**Required task:** The records should be written out in full, with nothing altered.
** Start Given data **
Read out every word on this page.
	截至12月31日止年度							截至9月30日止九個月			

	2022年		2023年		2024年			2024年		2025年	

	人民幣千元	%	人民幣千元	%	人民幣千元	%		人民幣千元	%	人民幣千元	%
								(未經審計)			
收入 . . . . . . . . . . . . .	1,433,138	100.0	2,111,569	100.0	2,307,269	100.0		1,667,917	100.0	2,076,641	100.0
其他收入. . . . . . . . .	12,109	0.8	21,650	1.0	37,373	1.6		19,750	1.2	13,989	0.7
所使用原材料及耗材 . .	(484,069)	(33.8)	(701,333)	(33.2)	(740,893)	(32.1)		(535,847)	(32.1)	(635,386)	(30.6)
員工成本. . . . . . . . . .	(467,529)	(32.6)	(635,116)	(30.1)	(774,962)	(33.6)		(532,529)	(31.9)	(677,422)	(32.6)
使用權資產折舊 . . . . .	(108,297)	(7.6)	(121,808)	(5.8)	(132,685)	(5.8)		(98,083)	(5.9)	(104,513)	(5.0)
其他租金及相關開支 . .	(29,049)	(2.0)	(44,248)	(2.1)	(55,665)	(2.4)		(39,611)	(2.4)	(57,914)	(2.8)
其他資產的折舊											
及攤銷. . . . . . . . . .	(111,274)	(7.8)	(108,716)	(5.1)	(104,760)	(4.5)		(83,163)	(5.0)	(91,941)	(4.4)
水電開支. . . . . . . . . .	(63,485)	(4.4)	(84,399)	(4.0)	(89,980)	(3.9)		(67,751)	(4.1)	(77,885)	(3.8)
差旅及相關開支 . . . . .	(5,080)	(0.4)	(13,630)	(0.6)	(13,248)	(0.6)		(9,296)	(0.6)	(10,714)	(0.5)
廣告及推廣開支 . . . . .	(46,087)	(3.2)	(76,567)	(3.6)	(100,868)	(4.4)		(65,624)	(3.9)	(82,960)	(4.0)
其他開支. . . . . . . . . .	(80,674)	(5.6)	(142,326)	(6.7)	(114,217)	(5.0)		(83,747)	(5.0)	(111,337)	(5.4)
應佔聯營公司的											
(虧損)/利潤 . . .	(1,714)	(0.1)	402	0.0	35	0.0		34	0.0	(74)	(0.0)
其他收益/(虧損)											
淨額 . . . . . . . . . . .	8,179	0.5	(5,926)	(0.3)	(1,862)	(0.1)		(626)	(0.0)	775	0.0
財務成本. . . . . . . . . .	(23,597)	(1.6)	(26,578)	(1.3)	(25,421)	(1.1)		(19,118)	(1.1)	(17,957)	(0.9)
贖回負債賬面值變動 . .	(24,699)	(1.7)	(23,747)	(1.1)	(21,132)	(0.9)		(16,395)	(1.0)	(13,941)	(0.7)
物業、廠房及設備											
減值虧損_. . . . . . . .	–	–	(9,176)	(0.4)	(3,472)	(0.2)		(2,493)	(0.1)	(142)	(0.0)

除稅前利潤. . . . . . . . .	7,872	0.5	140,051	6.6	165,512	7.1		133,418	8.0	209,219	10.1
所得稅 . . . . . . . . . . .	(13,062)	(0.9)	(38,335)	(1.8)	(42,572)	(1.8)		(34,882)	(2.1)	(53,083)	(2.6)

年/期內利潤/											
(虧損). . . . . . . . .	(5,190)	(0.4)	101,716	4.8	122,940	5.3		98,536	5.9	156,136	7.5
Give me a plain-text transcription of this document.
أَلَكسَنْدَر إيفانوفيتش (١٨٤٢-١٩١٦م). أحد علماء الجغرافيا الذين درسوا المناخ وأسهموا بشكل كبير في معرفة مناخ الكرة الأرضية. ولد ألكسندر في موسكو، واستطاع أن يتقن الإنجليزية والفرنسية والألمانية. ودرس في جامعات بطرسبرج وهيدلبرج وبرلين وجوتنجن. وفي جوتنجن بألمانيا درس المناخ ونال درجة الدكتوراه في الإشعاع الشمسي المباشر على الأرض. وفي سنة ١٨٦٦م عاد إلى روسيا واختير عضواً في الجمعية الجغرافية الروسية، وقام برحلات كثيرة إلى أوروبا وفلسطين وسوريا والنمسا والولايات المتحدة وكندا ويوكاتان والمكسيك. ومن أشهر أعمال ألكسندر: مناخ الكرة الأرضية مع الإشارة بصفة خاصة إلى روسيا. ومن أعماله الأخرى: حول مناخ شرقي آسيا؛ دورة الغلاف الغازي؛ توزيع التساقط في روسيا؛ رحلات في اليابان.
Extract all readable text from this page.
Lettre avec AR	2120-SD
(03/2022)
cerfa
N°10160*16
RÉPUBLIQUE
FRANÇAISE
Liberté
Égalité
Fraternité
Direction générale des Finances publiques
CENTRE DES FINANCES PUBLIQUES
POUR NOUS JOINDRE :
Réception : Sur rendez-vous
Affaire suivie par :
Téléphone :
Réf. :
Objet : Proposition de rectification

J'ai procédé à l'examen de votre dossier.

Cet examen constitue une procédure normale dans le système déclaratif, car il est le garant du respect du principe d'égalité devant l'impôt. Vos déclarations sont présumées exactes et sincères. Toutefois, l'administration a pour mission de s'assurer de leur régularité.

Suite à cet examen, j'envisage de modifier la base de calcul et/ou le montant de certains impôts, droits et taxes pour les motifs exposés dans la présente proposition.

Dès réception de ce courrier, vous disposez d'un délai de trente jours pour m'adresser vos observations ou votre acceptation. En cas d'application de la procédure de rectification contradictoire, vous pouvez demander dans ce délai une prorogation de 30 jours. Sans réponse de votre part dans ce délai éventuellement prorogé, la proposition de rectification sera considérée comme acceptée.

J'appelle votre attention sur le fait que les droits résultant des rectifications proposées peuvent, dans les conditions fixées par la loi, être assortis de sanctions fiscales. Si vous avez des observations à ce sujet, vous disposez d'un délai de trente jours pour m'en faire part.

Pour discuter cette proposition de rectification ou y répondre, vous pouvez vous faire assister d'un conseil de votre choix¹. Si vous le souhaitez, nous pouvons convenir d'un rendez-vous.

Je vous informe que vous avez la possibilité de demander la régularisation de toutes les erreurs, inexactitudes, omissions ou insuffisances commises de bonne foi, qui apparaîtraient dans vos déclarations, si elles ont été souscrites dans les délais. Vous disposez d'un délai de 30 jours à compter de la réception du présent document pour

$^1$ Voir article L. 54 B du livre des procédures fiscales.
** End Given data **
**Finished exercise:**
Read out every word on this page.
	截至12月31日止年度							截至9月30日止九個月			

	2022年		2023年		2024年			2024年		2025年	

	人民幣千元	%	人民幣千元	%	人民幣千元	%		人民幣千元	%	人民幣千元	%
								(未經審計)			
收入 . . . . . . . . . . . . .	1,433,138	100.0	2,111,569	100.0	2,307,269	100.0		1,667,917	100.0	2,076,641	100.0
其他收入. . . . . . . . .	12,109	0.8	21,650	1.0	37,373	1.6		19,750	1.2	13,989	0.7
所使用原材料及耗材 . .	(484,069)	(33.8)	(701,333)	(33.2)	(740,893)	(32.1)		(535,847)	(32.1)	(635,386)	(30.6)
員工成本. . . . . . . . . .	(467,529)	(32.6)	(635,116)	(30.1)	(774,962)	(33.6)		(532,529)	(31.9)	(677,422)	(32.6)
使用權資產折舊 . . . . .	(108,297)	(7.6)	(121,808)	(5.8)	(132,685)	(5.8)		(98,083)	(5.9)	(104,513)	(5.0)
其他租金及相關開支 . .	(29,049)	(2.0)	(44,248)	(2.1)	(55,665)	(2.4)		(39,611)	(2.4)	(57,914)	(2.8)
其他資產的折舊											
及攤銷. . . . . . . . . .	(111,274)	(7.8)	(108,716)	(5.1)	(104,760)	(4.5)		(83,163)	(5.0)	(91,941)	(4.4)
水電開支. . . . . . . . . .	(63,485)	(4.4)	(84,399)	(4.0)	(89,980)	(3.9)		(67,751)	(4.1)	(77,885)	(3.8)
差旅及相關開支 . . . . .	(5,080)	(0.4)	(13,630)	(0.6)	(13,248)	(0.6)		(9,296)	(0.6)	(10,714)	(0.5)
廣告及推廣開支 . . . . .	(46,087)	(3.2)	(76,567)	(3.6)	(100,868)	(4.4)		(65,624)	(3.9)	(82,960)	(4.0)
其他開支. . . . . . . . . .	(80,674)	(5.6)	(142,326)	(6.7)	(114,217)	(5.0)		(83,747)	(5.0)	(111,337)	(5.4)
應佔聯營公司的											
(虧損)/利潤 . . .	(1,714)	(0.1)	402	0.0	35	0.0		34	0.0	(74)	(0.0)
其他收益/(虧損)											
淨額 . . . . . . . . . . .	8,179	0.5	(5,926)	(0.3)	(1,862)	(0.1)		(626)	(0.0)	775	0.0
財務成本. . . . . . . . . .	(23,597)	(1.6)	(26,578)	(1.3)	(25,421)	(1.1)		(19,118)	(1.1)	(17,957)	(0.9)
贖回負債賬面值變動 . .	(24,699)	(1.7)	(23,747)	(1.1)	(21,132)	(0.9)		(16,395)	(1.0)	(13,941)	(0.7)
物業、廠房及設備											
減值虧損_. . . . . . . .	–	–	(9,176)	(0.4)	(3,472)	(0.2)		(2,493)	(0.1)	(142)	(0.0)

除稅前利潤. . . . . . . . .	7,872	0.5	140,051	6.6	165,512	7.1		133,418	8.0	209,219	10.1
所得稅 . . . . . . . . . . .	(13,062)	(0.9)	(38,335)	(1.8)	(42,572)	(1.8)		(34,882)	(2.1)	(53,083)	(2.6)

年/期內利潤/											
(虧損). . . . . . . . .	(5,190)	(0.4)	101,716	4.8	122,940	5.3		98,536	5.9	156,136	7.5
Give me a plain-text transcription of this document.
أَلَكسَنْدَر إيفانوفيتش (١٨٤٢-١٩١٦م). أحد علماء الجغرافيا الذين درسوا المناخ وأسهموا بشكل كبير في معرفة مناخ الكرة الأرضية. ولد ألكسندر في موسكو، واستطاع أن يتقن الإنجليزية والفرنسية والألمانية. ودرس في جامعات بطرسبرج وهيدلبرج وبرلين وجوتنجن. وفي جوتنجن بألمانيا درس المناخ ونال درجة الدكتوراه في الإشعاع الشمسي المباشر على الأرض. وفي سنة ١٨٦٦م عاد إلى روسيا واختير عضواً في الجمعية الجغرافية الروسية، وقام برحلات كثيرة إلى أوروبا وفلسطين وسوريا والنمسا والولايات المتحدة وكندا ويوكاتان والمكسيك. ومن أشهر أعمال ألكسندر: مناخ الكرة الأرضية مع الإشارة بصفة خاصة إلى روسيا. ومن أعماله الأخرى: حول مناخ شرقي آسيا؛ دورة الغلاف الغازي؛ توزيع التساقط في روسيا؛ رحلات في اليابان.
Extract all readable text from this page.
Lettre avec AR	2120-SD
(03/2022)
cerfa
N°10160*16
RÉPUBLIQUE
FRANÇAISE
Liberté
Égalité
Fraternité
Direction générale des Finances publiques
CENTRE DES FINANCES PUBLIQUES
POUR NOUS JOINDRE :
Réception : Sur rendez-vous
Affaire suivie par :
Téléphone :
Réf. :
Objet : Proposition de rectification

J'ai procédé à l'examen de votre dossier.

Cet examen constitue une procédure normale dans le système déclaratif, car il est le garant du respect du principe d'égalité devant l'impôt. Vos déclarations sont présumées exactes et sincères. Toutefois, l'administration a pour mission de s'assurer de leur régularité.

Suite à cet examen, j'envisage de modifier la base de calcul et/ou le montant de certains impôts, droits et taxes pour les motifs exposés dans la présente proposition.

Dès réception de ce courrier, vous disposez d'un délai de trente jours pour m'adresser vos observations ou votre acceptation. En cas d'application de la procédure de rectification contradictoire, vous pouvez demander dans ce délai une prorogation de 30 jours. Sans réponse de votre part dans ce délai éventuellement prorogé, la proposition de rectification sera considérée comme acceptée.

J'appelle votre attention sur le fait que les droits résultant des rectifications proposées peuvent, dans les conditions fixées par la loi, être assortis de sanctions fiscales. Si vous avez des observations à ce sujet, vous disposez d'un délai de trente jours pour m'en faire part.

Pour discuter cette proposition de rectification ou y répondre, vous pouvez vous faire assister d'un conseil de votre choix¹. Si vous le souhaitez, nous pouvons convenir d'un rendez-vous.

Je vous informe que vous avez la possibilité de demander la régularisation de toutes les erreurs, inexactitudes, omissions ou insuffisances commises de bonne foi, qui apparaîtraient dans vos déclarations, si elles ont été souscrites dans les délais. Vous disposez d'un délai de 30 jours à compter de la réception du présent document pour

$^1$ Voir article L. 54 B du livre des procédures fiscales.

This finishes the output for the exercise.